Gather up the lines that contain "Enter".

:::::

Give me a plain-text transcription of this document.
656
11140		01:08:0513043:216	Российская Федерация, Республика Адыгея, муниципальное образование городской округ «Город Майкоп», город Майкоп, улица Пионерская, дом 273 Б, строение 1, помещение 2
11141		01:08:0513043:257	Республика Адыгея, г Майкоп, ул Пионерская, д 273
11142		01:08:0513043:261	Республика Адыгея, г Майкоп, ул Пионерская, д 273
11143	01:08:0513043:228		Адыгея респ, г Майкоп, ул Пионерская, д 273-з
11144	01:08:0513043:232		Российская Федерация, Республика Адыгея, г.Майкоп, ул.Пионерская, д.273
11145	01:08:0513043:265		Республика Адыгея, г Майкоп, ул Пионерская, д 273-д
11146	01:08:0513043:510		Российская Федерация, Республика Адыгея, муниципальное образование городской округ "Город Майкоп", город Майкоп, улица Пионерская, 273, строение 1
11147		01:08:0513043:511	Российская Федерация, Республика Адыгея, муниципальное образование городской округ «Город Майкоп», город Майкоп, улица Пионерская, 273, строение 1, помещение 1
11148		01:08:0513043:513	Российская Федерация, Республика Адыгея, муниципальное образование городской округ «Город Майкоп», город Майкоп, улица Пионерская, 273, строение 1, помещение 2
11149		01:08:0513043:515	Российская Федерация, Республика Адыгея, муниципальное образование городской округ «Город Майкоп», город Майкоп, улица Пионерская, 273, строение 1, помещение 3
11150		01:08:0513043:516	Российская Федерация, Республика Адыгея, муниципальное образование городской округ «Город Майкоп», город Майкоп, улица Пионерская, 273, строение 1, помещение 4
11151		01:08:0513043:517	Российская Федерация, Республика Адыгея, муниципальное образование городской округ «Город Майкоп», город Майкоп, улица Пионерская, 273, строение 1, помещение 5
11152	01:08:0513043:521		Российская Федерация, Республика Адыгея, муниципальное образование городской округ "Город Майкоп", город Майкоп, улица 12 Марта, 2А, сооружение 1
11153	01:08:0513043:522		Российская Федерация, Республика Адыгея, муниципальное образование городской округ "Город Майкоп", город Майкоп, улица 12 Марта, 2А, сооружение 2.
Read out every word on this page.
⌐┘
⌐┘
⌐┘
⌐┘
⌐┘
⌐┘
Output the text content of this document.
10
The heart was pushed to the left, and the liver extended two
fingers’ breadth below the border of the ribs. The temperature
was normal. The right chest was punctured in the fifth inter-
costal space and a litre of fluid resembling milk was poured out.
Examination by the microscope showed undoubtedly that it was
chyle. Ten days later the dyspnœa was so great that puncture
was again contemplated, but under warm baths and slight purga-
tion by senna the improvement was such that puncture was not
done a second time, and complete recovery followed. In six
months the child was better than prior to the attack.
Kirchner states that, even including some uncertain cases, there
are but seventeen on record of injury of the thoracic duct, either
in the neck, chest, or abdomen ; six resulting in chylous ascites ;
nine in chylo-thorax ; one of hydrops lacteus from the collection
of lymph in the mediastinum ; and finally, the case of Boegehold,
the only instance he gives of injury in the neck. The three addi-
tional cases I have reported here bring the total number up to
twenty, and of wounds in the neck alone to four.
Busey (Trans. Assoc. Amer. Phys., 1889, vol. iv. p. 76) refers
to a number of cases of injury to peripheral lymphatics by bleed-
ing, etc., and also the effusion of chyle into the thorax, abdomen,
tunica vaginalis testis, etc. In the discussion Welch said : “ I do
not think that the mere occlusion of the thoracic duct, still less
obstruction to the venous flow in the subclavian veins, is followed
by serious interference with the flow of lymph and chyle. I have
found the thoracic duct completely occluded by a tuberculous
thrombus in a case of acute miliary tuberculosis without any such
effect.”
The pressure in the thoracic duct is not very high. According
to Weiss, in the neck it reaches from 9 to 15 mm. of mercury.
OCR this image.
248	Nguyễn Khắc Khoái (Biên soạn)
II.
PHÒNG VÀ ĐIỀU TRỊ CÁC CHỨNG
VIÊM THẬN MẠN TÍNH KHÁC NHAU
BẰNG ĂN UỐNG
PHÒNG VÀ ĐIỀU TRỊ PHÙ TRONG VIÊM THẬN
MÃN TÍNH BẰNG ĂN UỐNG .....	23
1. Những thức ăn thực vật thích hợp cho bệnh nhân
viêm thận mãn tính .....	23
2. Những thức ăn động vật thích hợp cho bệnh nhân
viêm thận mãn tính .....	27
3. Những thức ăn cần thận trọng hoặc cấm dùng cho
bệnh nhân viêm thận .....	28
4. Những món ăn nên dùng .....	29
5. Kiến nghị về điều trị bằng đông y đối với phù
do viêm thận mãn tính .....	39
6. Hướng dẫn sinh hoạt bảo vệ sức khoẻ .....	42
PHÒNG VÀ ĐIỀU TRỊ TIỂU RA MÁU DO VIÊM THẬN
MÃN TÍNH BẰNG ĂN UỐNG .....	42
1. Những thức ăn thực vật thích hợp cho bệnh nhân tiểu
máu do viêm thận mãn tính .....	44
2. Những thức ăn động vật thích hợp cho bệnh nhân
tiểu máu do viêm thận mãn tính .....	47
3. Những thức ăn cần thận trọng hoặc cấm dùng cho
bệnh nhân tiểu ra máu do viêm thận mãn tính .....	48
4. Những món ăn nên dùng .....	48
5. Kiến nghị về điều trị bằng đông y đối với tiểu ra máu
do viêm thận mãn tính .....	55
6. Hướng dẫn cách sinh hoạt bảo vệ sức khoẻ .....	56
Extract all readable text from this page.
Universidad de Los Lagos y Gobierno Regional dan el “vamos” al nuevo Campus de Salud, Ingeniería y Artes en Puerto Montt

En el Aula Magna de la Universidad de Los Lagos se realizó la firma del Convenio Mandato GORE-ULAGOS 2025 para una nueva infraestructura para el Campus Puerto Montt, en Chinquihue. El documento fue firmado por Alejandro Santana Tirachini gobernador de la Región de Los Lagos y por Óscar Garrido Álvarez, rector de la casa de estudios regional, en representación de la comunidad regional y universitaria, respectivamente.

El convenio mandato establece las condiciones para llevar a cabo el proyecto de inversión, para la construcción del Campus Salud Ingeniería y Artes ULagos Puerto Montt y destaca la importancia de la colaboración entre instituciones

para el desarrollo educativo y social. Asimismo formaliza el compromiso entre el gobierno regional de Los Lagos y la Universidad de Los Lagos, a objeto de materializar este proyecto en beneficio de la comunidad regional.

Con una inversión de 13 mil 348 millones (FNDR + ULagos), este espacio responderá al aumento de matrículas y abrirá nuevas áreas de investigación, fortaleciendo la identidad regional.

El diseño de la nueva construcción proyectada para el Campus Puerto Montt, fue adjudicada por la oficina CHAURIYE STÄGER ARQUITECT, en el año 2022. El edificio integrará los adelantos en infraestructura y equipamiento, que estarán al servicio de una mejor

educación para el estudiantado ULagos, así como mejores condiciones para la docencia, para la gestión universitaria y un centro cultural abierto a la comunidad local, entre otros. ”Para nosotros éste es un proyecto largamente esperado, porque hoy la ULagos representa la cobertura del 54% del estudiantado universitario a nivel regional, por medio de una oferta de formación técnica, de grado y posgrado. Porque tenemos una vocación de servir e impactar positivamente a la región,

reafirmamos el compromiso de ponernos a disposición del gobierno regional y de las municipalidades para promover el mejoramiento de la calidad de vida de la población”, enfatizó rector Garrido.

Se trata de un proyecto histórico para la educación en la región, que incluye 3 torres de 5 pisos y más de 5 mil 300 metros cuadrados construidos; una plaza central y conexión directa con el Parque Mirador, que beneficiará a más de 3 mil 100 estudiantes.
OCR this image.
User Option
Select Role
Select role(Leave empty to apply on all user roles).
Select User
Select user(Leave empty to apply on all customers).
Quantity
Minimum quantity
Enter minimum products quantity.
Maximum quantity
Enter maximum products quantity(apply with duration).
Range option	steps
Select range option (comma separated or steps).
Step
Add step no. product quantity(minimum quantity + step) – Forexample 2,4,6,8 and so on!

:::::

▶ Problem solution:
Enter minimum products quantity.
Enter maximum products quantity(apply with duration).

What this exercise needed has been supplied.